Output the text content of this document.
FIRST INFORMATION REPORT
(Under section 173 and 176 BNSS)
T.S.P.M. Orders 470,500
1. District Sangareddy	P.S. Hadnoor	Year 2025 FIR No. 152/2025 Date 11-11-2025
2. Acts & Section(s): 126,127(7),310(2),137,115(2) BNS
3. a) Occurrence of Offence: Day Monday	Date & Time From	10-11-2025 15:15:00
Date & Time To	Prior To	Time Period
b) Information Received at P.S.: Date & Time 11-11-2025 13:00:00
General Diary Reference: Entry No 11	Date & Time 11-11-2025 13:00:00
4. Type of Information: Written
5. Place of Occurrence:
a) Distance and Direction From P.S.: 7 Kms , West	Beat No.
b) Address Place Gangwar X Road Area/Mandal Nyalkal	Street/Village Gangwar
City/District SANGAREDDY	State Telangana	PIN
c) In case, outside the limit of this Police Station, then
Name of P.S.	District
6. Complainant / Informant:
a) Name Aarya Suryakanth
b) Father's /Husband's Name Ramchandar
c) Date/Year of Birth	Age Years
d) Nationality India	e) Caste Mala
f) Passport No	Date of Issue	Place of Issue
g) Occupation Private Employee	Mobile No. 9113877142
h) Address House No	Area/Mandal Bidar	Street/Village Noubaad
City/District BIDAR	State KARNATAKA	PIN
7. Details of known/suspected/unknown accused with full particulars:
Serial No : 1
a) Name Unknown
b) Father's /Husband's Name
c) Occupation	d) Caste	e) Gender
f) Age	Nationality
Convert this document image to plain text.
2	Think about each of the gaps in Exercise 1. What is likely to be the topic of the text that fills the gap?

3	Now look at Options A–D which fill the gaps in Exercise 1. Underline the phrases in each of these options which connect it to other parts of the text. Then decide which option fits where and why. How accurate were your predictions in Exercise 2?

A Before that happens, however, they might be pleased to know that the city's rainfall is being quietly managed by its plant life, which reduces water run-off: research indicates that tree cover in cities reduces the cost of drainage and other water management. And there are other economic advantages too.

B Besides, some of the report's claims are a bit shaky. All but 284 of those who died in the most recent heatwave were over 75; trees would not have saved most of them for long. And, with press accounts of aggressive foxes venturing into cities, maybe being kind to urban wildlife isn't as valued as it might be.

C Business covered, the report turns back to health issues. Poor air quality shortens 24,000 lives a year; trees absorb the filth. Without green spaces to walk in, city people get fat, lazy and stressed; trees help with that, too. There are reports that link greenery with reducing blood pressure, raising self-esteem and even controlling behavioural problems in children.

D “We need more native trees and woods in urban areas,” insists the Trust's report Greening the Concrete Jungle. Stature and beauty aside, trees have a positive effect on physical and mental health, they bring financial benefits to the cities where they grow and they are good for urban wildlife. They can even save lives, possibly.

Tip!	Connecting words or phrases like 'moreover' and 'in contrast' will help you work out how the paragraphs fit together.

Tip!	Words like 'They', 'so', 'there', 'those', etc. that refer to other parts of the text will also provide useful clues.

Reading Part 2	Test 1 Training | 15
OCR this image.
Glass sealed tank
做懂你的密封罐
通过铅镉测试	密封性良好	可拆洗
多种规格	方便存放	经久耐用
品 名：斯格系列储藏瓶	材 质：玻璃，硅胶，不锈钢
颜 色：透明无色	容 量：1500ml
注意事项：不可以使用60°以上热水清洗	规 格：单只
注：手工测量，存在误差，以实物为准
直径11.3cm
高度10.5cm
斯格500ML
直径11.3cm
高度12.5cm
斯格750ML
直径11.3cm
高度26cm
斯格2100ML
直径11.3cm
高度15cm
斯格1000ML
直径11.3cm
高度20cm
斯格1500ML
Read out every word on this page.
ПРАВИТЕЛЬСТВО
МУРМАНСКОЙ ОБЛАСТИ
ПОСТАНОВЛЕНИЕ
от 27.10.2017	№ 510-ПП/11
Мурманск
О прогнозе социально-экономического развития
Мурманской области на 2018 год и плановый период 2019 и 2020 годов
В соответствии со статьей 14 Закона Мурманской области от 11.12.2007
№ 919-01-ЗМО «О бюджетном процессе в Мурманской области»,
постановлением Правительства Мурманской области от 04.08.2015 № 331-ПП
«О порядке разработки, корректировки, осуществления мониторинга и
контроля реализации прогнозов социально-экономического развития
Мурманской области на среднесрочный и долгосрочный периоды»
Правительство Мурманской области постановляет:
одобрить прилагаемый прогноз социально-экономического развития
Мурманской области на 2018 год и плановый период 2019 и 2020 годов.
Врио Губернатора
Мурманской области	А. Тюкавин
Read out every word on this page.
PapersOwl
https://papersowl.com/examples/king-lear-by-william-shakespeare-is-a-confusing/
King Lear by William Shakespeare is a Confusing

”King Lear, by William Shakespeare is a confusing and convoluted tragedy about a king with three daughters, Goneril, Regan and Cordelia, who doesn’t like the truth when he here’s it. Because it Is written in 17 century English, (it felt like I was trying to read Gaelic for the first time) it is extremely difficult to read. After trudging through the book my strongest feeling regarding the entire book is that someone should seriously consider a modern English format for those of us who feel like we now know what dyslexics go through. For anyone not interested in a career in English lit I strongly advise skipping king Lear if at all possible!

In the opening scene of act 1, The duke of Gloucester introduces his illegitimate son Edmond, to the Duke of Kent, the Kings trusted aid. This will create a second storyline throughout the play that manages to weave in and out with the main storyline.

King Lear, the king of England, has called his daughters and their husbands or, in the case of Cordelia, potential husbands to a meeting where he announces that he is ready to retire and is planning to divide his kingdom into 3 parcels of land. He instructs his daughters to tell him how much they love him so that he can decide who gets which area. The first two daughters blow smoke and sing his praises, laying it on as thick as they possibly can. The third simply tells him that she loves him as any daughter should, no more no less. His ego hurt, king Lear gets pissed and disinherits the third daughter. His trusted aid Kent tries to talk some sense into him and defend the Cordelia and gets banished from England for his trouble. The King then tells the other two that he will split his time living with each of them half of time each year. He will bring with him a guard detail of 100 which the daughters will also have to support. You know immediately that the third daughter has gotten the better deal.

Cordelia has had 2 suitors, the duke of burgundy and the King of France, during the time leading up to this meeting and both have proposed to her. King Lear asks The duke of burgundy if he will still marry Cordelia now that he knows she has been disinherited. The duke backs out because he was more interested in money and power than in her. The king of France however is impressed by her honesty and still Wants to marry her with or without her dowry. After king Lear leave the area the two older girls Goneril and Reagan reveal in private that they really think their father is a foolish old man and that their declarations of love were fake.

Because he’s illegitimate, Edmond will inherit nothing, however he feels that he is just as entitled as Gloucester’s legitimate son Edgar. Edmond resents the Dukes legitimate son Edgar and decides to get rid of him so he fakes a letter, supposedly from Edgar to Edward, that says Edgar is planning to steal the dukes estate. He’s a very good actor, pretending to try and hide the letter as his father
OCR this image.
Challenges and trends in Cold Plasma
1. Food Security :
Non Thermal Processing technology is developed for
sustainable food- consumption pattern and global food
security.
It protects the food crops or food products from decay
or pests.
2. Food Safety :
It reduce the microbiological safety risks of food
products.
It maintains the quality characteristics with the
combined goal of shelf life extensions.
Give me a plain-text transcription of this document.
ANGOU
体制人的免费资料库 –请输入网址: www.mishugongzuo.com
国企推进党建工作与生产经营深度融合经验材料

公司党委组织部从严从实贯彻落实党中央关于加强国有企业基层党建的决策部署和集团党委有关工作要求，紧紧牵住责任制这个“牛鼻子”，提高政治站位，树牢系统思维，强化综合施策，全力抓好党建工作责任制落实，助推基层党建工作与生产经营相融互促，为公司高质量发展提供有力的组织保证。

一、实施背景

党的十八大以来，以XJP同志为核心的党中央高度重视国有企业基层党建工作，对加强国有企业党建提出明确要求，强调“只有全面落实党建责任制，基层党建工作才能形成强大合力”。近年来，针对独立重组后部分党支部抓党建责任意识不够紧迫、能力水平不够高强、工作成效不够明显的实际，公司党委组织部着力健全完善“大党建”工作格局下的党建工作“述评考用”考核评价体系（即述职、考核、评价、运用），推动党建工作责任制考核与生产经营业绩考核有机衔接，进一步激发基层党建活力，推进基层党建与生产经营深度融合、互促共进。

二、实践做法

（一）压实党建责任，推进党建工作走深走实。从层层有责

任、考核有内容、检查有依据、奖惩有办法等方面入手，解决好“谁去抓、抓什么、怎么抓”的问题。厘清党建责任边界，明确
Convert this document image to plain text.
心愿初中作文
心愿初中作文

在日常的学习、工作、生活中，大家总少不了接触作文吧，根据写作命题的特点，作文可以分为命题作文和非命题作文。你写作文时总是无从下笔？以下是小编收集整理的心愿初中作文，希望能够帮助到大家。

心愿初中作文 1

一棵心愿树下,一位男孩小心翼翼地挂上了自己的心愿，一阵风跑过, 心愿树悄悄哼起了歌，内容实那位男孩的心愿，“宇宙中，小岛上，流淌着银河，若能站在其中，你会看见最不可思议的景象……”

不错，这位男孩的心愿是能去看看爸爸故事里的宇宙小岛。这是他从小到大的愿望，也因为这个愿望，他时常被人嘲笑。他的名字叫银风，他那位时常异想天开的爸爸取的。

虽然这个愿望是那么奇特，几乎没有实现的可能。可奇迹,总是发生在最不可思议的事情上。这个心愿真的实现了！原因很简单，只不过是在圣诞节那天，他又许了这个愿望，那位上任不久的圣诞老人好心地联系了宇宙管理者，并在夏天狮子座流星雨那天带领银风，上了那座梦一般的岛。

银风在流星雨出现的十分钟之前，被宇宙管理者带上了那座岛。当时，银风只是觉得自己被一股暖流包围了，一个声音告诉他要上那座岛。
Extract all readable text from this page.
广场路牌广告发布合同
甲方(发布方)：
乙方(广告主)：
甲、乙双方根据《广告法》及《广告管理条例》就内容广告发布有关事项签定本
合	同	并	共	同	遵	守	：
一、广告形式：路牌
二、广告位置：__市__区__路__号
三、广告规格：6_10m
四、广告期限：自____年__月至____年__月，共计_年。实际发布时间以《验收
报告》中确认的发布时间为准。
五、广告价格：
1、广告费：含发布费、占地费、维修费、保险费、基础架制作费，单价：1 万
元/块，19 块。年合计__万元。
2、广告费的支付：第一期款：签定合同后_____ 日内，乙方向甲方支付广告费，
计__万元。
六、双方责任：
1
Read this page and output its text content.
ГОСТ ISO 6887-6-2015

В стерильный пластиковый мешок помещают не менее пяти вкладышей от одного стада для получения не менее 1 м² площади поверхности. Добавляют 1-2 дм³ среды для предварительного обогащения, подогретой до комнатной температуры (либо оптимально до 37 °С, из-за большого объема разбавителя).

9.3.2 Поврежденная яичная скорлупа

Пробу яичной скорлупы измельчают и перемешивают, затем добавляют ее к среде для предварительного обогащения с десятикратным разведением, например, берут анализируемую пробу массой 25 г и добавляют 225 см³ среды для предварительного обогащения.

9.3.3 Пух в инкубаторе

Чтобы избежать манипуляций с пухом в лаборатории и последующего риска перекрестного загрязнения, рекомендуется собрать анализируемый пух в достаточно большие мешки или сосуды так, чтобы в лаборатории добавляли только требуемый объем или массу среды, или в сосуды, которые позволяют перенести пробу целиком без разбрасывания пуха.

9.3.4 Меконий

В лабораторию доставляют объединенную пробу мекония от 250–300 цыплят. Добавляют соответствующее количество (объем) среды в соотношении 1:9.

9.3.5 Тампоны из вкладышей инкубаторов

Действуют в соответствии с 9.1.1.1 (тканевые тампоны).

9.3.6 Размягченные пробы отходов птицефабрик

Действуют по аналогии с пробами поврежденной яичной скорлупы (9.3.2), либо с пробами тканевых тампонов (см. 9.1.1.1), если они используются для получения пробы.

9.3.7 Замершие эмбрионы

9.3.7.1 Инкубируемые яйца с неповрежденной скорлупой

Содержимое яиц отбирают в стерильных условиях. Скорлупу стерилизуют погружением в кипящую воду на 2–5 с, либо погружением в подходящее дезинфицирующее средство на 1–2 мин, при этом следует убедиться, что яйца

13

##########

--- REQUIRED WORK ---
Find each line holding "Address". Copy it out.

--- WRITTEN REPLY ---
b) Address Place Gangwar X Road Area/Mandal Nyalkal	Street/Village Gangwar
h) Address House No	Area/Mandal Bidar	Street/Village Noubaad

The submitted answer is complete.